▶ **Instructions to follow**
Repeat each entry word for word. Leave any images out of the copy.

▶ **Material to process**

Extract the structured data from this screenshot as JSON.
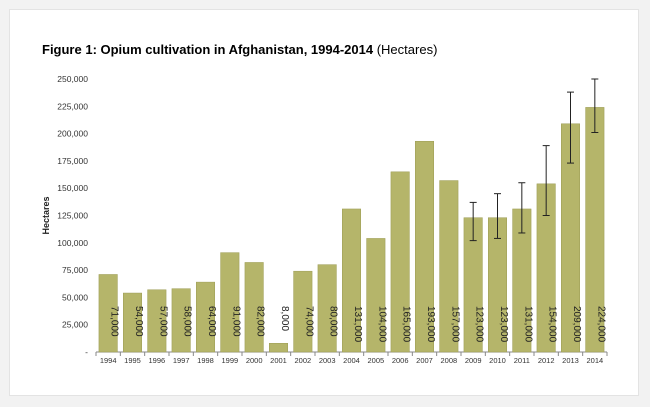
{
  "figure": {
    "title": "Figure 1: Opium cultivation in Afghanistan, 1994-2014",
    "unit": "(Hectares)"
  },
  "colors": {
    "bar": "#b5b56a",
    "bar_stroke": "#9c9c55",
    "error_bar": "#222222",
    "axis": "#888888"
  },
  "chart_data": {
    "type": "bar",
    "title": "Figure 1: Opium cultivation in Afghanistan, 1994-2014 (Hectares)",
    "xlabel": "",
    "ylabel": "Hectares",
    "ylim": [
      0,
      250000
    ],
    "grid": false,
    "y_ticks": [
      0,
      25000,
      50000,
      75000,
      100000,
      125000,
      150000,
      175000,
      200000,
      225000,
      250000
    ],
    "y_tick_labels": [
      "-",
      "25,000",
      "50,000",
      "75,000",
      "100,000",
      "125,000",
      "150,000",
      "175,000",
      "200,000",
      "225,000",
      "250,000"
    ],
    "categories": [
      "1994",
      "1995",
      "1996",
      "1997",
      "1998",
      "1999",
      "2000",
      "2001",
      "2002",
      "2003",
      "2004",
      "2005",
      "2006",
      "2007",
      "2008",
      "2009",
      "2010",
      "2011",
      "2012",
      "2013",
      "2014"
    ],
    "values": [
      71000,
      54000,
      57000,
      58000,
      64000,
      91000,
      82000,
      8000,
      74000,
      80000,
      131000,
      104000,
      165000,
      193000,
      157000,
      123000,
      123000,
      131000,
      154000,
      209000,
      224000
    ],
    "data_labels": [
      "71,000",
      "54,000",
      "57,000",
      "58,000",
      "64,000",
      "91,000",
      "82,000",
      "8,000",
      "74,000",
      "80,000",
      "131,000",
      "104,000",
      "165,000",
      "193,000",
      "157,000",
      "123,000",
      "123,000",
      "131,000",
      "154,000",
      "209,000",
      "224,000"
    ],
    "error_bars": [
      {
        "category": "2009",
        "low": 102000,
        "high": 137000
      },
      {
        "category": "2010",
        "low": 104000,
        "high": 145000
      },
      {
        "category": "2011",
        "low": 109000,
        "high": 155000
      },
      {
        "category": "2012",
        "low": 125000,
        "high": 189000
      },
      {
        "category": "2013",
        "low": 173000,
        "high": 238000
      },
      {
        "category": "2014",
        "low": 201000,
        "high": 250000
      }
    ]
  }
}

▶ **Answer for the task**
Extract the structured data from this screenshot as JSON.
{
  "figure": {
    "title": "Figure 1: Opium cultivation in Afghanistan, 1994-2014",
    "unit": "(Hectares)"
  },
  "colors": {
    "bar": "#b5b56a",
    "bar_stroke": "#9c9c55",
    "error_bar": "#222222",
    "axis": "#888888"
  },
  "chart_data": {
    "type": "bar",
    "title": "Figure 1: Opium cultivation in Afghanistan, 1994-2014 (Hectares)",
    "xlabel": "",
    "ylabel": "Hectares",
    "ylim": [
      0,
      250000
    ],
    "grid": false,
    "y_ticks": [
      0,
      25000,
      50000,
      75000,
      100000,
      125000,
      150000,
      175000,
      200000,
      225000,
      250000
    ],
    "y_tick_labels": [
      "-",
      "25,000",
      "50,000",
      "75,000",
      "100,000",
      "125,000",
      "150,000",
      "175,000",
      "200,000",
      "225,000",
      "250,000"
    ],
    "categories": [
      "1994",
      "1995",
      "1996",
      "1997",
      "1998",
      "1999",
      "2000",
      "2001",
      "2002",
      "2003",
      "2004",
      "2005",
      "2006",
      "2007",
      "2008",
      "2009",
      "2010",
      "2011",
      "2012",
      "2013",
      "2014"
    ],
    "values": [
      71000,
      54000,
      57000,
      58000,
      64000,
      91000,
      82000,
      8000,
      74000,
      80000,
      131000,
      104000,
      165000,
      193000,
      157000,
      123000,
      123000,
      131000,
      154000,
      209000,
      224000
    ],
    "data_labels": [
      "71,000",
      "54,000",
      "57,000",
      "58,000",
      "64,000",
      "91,000",
      "82,000",
      "8,000",
      "74,000",
      "80,000",
      "131,000",
      "104,000",
      "165,000",
      "193,000",
      "157,000",
      "123,000",
      "123,000",
      "131,000",
      "154,000",
      "209,000",
      "224,000"
    ],
    "error_bars": [
      {
        "category": "2009",
        "low": 102000,
        "high": 137000
      },
      {
        "category": "2010",
        "low": 104000,
        "high": 145000
      },
      {
        "category": "2011",
        "low": 109000,
        "high": 155000
      },
      {
        "category": "2012",
        "low": 125000,
        "high": 189000
      },
      {
        "category": "2013",
        "low": 173000,
        "high": 238000
      },
      {
        "category": "2014",
        "low": 201000,
        "high": 250000
      }
    ]
  }
}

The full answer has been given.